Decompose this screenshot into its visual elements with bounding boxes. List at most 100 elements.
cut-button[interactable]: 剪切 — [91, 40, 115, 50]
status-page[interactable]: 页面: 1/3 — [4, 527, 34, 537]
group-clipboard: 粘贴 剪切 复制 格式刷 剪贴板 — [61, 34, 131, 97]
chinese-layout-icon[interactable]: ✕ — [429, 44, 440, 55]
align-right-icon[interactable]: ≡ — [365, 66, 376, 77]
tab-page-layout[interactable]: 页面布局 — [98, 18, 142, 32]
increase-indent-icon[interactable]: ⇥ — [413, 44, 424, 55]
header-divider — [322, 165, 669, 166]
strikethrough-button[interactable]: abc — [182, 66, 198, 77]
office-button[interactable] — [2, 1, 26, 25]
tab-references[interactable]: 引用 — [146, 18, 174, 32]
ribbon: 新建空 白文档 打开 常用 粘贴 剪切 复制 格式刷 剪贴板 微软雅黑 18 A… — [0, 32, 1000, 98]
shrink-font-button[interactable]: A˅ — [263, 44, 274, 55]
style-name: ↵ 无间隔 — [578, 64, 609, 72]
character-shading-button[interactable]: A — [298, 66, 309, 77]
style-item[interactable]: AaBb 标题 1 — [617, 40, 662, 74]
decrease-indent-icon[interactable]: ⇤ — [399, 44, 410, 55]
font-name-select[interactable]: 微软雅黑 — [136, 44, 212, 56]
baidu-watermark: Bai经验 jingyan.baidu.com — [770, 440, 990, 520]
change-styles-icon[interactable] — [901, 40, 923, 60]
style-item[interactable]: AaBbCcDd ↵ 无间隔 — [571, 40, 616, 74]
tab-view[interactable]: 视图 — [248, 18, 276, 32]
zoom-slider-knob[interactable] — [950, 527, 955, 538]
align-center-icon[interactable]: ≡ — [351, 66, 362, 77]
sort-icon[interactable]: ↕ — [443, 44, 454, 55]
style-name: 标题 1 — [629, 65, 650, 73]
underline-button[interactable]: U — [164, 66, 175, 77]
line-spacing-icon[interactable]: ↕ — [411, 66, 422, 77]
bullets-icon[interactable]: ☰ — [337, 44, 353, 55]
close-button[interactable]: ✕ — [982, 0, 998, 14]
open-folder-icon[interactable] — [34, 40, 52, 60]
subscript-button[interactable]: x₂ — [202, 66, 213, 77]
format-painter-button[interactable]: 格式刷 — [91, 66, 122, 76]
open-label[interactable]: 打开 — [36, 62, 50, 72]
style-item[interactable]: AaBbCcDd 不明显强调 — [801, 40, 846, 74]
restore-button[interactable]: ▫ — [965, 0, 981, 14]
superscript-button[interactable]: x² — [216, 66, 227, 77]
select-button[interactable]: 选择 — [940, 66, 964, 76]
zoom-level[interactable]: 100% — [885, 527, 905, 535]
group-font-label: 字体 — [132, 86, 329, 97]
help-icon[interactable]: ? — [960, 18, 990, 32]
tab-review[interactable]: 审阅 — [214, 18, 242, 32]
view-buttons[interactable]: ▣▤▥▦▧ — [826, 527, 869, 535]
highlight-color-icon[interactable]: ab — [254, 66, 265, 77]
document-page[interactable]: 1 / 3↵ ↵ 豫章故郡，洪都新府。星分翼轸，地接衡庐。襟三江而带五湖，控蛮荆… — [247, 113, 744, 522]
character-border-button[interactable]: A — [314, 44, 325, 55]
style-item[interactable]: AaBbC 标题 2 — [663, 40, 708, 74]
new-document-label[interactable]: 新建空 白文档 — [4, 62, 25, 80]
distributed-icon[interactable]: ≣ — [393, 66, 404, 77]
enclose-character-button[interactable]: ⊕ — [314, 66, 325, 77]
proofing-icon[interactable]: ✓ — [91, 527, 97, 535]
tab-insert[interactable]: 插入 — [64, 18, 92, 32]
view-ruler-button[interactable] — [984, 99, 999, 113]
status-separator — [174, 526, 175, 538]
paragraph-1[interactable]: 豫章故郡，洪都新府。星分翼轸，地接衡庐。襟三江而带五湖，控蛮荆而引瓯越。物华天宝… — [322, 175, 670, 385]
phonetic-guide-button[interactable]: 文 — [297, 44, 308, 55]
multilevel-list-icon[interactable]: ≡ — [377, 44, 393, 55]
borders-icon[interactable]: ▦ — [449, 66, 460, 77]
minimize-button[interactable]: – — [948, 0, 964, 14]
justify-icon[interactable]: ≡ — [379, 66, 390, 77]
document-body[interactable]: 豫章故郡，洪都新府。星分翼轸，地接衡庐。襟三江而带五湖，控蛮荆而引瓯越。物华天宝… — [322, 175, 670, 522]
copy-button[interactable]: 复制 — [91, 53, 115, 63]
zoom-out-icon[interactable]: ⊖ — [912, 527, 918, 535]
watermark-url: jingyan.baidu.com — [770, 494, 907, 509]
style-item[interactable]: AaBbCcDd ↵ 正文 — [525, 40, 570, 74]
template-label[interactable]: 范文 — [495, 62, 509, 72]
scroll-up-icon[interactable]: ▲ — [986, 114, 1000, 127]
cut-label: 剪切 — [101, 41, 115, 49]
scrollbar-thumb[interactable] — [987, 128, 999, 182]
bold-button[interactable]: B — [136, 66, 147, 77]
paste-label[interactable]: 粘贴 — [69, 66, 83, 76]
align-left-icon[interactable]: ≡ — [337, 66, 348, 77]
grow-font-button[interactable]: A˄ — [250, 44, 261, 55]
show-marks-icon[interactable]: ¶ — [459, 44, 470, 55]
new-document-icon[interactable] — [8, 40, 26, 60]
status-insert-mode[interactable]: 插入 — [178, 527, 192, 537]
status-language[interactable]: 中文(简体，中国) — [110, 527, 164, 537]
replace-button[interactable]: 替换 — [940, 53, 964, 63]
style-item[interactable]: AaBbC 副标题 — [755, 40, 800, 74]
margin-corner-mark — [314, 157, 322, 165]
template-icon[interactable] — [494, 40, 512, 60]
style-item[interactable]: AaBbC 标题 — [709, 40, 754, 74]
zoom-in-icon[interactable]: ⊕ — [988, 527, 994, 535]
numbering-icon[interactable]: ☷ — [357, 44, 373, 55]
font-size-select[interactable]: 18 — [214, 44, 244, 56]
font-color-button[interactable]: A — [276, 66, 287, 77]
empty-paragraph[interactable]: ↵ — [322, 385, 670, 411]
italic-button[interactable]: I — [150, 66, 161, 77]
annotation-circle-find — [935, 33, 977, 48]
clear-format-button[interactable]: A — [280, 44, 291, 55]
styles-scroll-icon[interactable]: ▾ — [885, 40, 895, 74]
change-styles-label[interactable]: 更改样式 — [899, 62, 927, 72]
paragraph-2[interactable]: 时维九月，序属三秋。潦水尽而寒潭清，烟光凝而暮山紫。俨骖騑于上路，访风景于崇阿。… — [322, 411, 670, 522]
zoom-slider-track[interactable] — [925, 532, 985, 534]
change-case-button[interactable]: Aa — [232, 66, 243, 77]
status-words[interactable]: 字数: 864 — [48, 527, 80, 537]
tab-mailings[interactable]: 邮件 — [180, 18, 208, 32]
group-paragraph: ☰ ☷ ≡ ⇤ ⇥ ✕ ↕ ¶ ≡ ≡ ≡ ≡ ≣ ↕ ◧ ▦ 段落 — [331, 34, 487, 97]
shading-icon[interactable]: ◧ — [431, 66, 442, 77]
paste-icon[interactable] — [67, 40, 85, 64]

> **Task to complete**: Reproduce the entries from their first line through the line containing "close-button[interactable]: ✕ —", with both ends included, keeping every character unchanged.

> **Answer below**:
Decompose this screenshot into its visual elements with bounding boxes. List at most 100 elements.
cut-button[interactable]: 剪切 — [91, 40, 115, 50]
status-page[interactable]: 页面: 1/3 — [4, 527, 34, 537]
group-clipboard: 粘贴 剪切 复制 格式刷 剪贴板 — [61, 34, 131, 97]
chinese-layout-icon[interactable]: ✕ — [429, 44, 440, 55]
align-right-icon[interactable]: ≡ — [365, 66, 376, 77]
tab-page-layout[interactable]: 页面布局 — [98, 18, 142, 32]
increase-indent-icon[interactable]: ⇥ — [413, 44, 424, 55]
header-divider — [322, 165, 669, 166]
strikethrough-button[interactable]: abc — [182, 66, 198, 77]
office-button[interactable] — [2, 1, 26, 25]
tab-references[interactable]: 引用 — [146, 18, 174, 32]
ribbon: 新建空 白文档 打开 常用 粘贴 剪切 复制 格式刷 剪贴板 微软雅黑 18 A… — [0, 32, 1000, 98]
shrink-font-button[interactable]: A˅ — [263, 44, 274, 55]
style-name: ↵ 无间隔 — [578, 64, 609, 72]
character-shading-button[interactable]: A — [298, 66, 309, 77]
style-item[interactable]: AaBb 标题 1 — [617, 40, 662, 74]
decrease-indent-icon[interactable]: ⇤ — [399, 44, 410, 55]
font-name-select[interactable]: 微软雅黑 — [136, 44, 212, 56]
baidu-watermark: Bai经验 jingyan.baidu.com — [770, 440, 990, 520]
change-styles-icon[interactable] — [901, 40, 923, 60]
style-item[interactable]: AaBbCcDd ↵ 无间隔 — [571, 40, 616, 74]
tab-view[interactable]: 视图 — [248, 18, 276, 32]
zoom-slider-knob[interactable] — [950, 527, 955, 538]
align-center-icon[interactable]: ≡ — [351, 66, 362, 77]
sort-icon[interactable]: ↕ — [443, 44, 454, 55]
style-name: 标题 1 — [629, 65, 650, 73]
underline-button[interactable]: U — [164, 66, 175, 77]
line-spacing-icon[interactable]: ↕ — [411, 66, 422, 77]
bullets-icon[interactable]: ☰ — [337, 44, 353, 55]
close-button[interactable]: ✕ — [982, 0, 998, 14]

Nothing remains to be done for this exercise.